*Exercise*
Extract the full set of records, then give each one again exactly.
※ ※ ※
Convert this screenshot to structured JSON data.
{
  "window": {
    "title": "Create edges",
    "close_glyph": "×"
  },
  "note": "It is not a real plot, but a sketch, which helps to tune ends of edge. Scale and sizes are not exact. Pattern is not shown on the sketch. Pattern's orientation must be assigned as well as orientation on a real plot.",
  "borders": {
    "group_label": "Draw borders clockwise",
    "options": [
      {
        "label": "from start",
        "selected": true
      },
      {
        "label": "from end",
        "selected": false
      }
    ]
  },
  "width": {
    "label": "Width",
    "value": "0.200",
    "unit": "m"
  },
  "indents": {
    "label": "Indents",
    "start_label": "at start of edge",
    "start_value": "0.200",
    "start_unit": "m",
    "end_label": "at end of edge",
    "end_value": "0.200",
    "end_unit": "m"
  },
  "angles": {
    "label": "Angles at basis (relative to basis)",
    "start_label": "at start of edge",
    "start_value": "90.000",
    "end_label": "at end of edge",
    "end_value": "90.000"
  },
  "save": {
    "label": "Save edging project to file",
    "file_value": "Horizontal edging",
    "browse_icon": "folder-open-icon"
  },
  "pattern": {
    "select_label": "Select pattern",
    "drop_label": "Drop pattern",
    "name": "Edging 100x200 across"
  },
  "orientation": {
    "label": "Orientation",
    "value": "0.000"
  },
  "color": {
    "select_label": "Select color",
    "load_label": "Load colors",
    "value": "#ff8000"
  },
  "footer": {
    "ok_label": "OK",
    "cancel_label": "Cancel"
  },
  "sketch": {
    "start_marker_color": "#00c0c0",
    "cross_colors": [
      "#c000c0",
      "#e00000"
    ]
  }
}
※ ※ ※
*Correct response*
Convert this screenshot to structured JSON data.
{
  "window": {
    "title": "Create edges",
    "close_glyph": "×"
  },
  "note": "It is not a real plot, but a sketch, which helps to tune ends of edge. Scale and sizes are not exact. Pattern is not shown on the sketch. Pattern's orientation must be assigned as well as orientation on a real plot.",
  "borders": {
    "group_label": "Draw borders clockwise",
    "options": [
      {
        "label": "from start",
        "selected": true
      },
      {
        "label": "from end",
        "selected": false
      }
    ]
  },
  "width": {
    "label": "Width",
    "value": "0.200",
    "unit": "m"
  },
  "indents": {
    "label": "Indents",
    "start_label": "at start of edge",
    "start_value": "0.200",
    "start_unit": "m",
    "end_label": "at end of edge",
    "end_value": "0.200",
    "end_unit": "m"
  },
  "angles": {
    "label": "Angles at basis (relative to basis)",
    "start_label": "at start of edge",
    "start_value": "90.000",
    "end_label": "at end of edge",
    "end_value": "90.000"
  },
  "save": {
    "label": "Save edging project to file",
    "file_value": "Horizontal edging",
    "browse_icon": "folder-open-icon"
  },
  "pattern": {
    "select_label": "Select pattern",
    "drop_label": "Drop pattern",
    "name": "Edging 100x200 across"
  },
  "orientation": {
    "label": "Orientation",
    "value": "0.000"
  },
  "color": {
    "select_label": "Select color",
    "load_label": "Load colors",
    "value": "#ff8000"
  },
  "footer": {
    "ok_label": "OK",
    "cancel_label": "Cancel"
  },
  "sketch": {
    "start_marker_color": "#00c0c0",
    "cross_colors": [
      "#c000c0",
      "#e00000"
    ]
  }
}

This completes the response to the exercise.